* [EXERCISE BRIEF]:
Type out the complete listing below word for word, without its pictures.

* [A run of records]:
◇ ◇ ◇

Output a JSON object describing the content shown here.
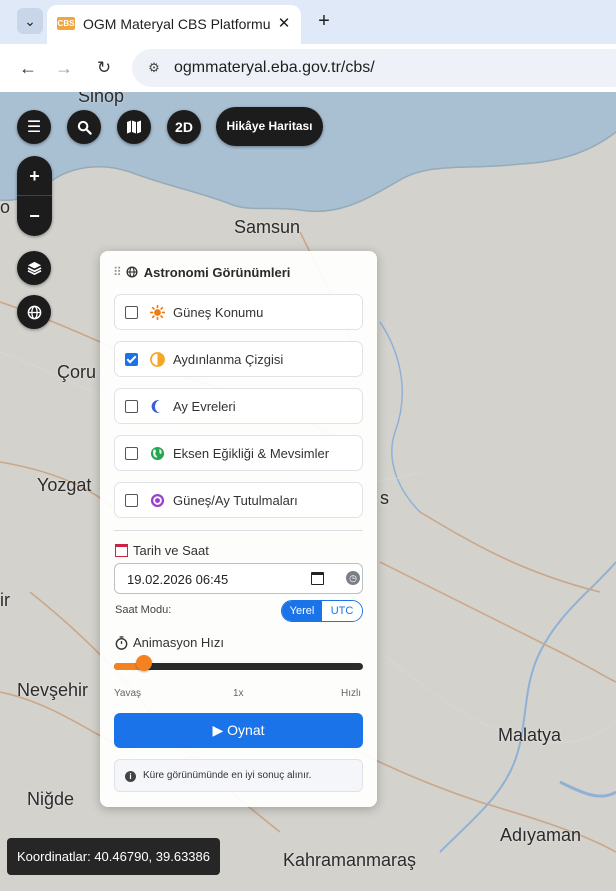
{
  "browser": {
    "tab_title": "OGM Materyal CBS Platformu",
    "favicon_text": "CBS",
    "close_glyph": "✕",
    "new_tab_glyph": "+",
    "url": "ogmmateryal.eba.gov.tr/cbs/",
    "icons": [
      "chevron-down-icon",
      "back-arrow-icon",
      "forward-arrow-icon",
      "reload-icon",
      "site-settings-icon"
    ]
  },
  "map": {
    "cities": [
      {
        "name": "Sinop"
      },
      {
        "name": "Samsun"
      },
      {
        "name": "Çoru"
      },
      {
        "name": "Yozgat"
      },
      {
        "name": "Nevşehir"
      },
      {
        "name": "Niğde"
      },
      {
        "name": "Malatya"
      },
      {
        "name": "Adıyaman"
      },
      {
        "name": "Kahramanmaraş"
      },
      {
        "name": "ir"
      },
      {
        "name": "s"
      },
      {
        "name": "o"
      }
    ],
    "colors": {
      "land": "#d4d2cd",
      "sea": "#a9c0d3",
      "road": "#c9a78a",
      "river": "#8fb1d6"
    }
  },
  "controls": {
    "menu_icon": "menu-icon",
    "search_icon": "search-icon",
    "map_icon": "map-icon",
    "view_2d_label": "2D",
    "story_map_label": "Hikâye Haritası",
    "zoom_in_label": "+",
    "zoom_out_label": "−",
    "layers_icon": "layers-icon",
    "globe_icon": "globe-icon"
  },
  "panel": {
    "title": "Astronomi Görünümleri",
    "options": [
      {
        "label": "Güneş Konumu",
        "checked": false,
        "icon": "sun-icon",
        "color": "#f07b16"
      },
      {
        "label": "Aydınlanma Çizgisi",
        "checked": true,
        "icon": "half-circle-icon",
        "color": "#f5a623"
      },
      {
        "label": "Ay Evreleri",
        "checked": false,
        "icon": "moon-icon",
        "color": "#3a5fd8"
      },
      {
        "label": "Eksen Eğikliği & Mevsimler",
        "checked": false,
        "icon": "earth-icon",
        "color": "#27a651"
      },
      {
        "label": "Güneş/Ay Tutulmaları",
        "checked": false,
        "icon": "eclipse-icon",
        "color": "#9b3fcf"
      }
    ],
    "datetime": {
      "label": "Tarih ve Saat",
      "value": "19.02.2026 06:45",
      "mode_label": "Saat Modu:",
      "mode_local": "Yerel",
      "mode_utc": "UTC",
      "selected_mode": "Yerel"
    },
    "animation": {
      "label": "Animasyon Hızı",
      "value_fraction": 0.12,
      "slow_label": "Yavaş",
      "speed_label": "1x",
      "fast_label": "Hızlı"
    },
    "play_label": "Oynat",
    "play_glyph": "▶",
    "info_text": "Küre görünümünde en iyi sonuç alınır."
  },
  "status": {
    "coordinates": "Koordinatlar: 40.46790, 39.63386"
  }
}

◇ ◇ ◇

* [COMPLETED TASK]:
Output a JSON object describing the content shown here.
{
  "browser": {
    "tab_title": "OGM Materyal CBS Platformu",
    "favicon_text": "CBS",
    "close_glyph": "✕",
    "new_tab_glyph": "+",
    "url": "ogmmateryal.eba.gov.tr/cbs/",
    "icons": [
      "chevron-down-icon",
      "back-arrow-icon",
      "forward-arrow-icon",
      "reload-icon",
      "site-settings-icon"
    ]
  },
  "map": {
    "cities": [
      {
        "name": "Sinop"
      },
      {
        "name": "Samsun"
      },
      {
        "name": "Çoru"
      },
      {
        "name": "Yozgat"
      },
      {
        "name": "Nevşehir"
      },
      {
        "name": "Niğde"
      },
      {
        "name": "Malatya"
      },
      {
        "name": "Adıyaman"
      },
      {
        "name": "Kahramanmaraş"
      },
      {
        "name": "ir"
      },
      {
        "name": "s"
      },
      {
        "name": "o"
      }
    ],
    "colors": {
      "land": "#d4d2cd",
      "sea": "#a9c0d3",
      "road": "#c9a78a",
      "river": "#8fb1d6"
    }
  },
  "controls": {
    "menu_icon": "menu-icon",
    "search_icon": "search-icon",
    "map_icon": "map-icon",
    "view_2d_label": "2D",
    "story_map_label": "Hikâye Haritası",
    "zoom_in_label": "+",
    "zoom_out_label": "−",
    "layers_icon": "layers-icon",
    "globe_icon": "globe-icon"
  },
  "panel": {
    "title": "Astronomi Görünümleri",
    "options": [
      {
        "label": "Güneş Konumu",
        "checked": false,
        "icon": "sun-icon",
        "color": "#f07b16"
      },
      {
        "label": "Aydınlanma Çizgisi",
        "checked": true,
        "icon": "half-circle-icon",
        "color": "#f5a623"
      },
      {
        "label": "Ay Evreleri",
        "checked": false,
        "icon": "moon-icon",
        "color": "#3a5fd8"
      },
      {
        "label": "Eksen Eğikliği & Mevsimler",
        "checked": false,
        "icon": "earth-icon",
        "color": "#27a651"
      },
      {
        "label": "Güneş/Ay Tutulmaları",
        "checked": false,
        "icon": "eclipse-icon",
        "color": "#9b3fcf"
      }
    ],
    "datetime": {
      "label": "Tarih ve Saat",
      "value": "19.02.2026 06:45",
      "mode_label": "Saat Modu:",
      "mode_local": "Yerel",
      "mode_utc": "UTC",
      "selected_mode": "Yerel"
    },
    "animation": {
      "label": "Animasyon Hızı",
      "value_fraction": 0.12,
      "slow_label": "Yavaş",
      "speed_label": "1x",
      "fast_label": "Hızlı"
    },
    "play_label": "Oynat",
    "play_glyph": "▶",
    "info_text": "Küre görünümünde en iyi sonuç alınır."
  },
  "status": {
    "coordinates": "Koordinatlar: 40.46790, 39.63386"
  }
}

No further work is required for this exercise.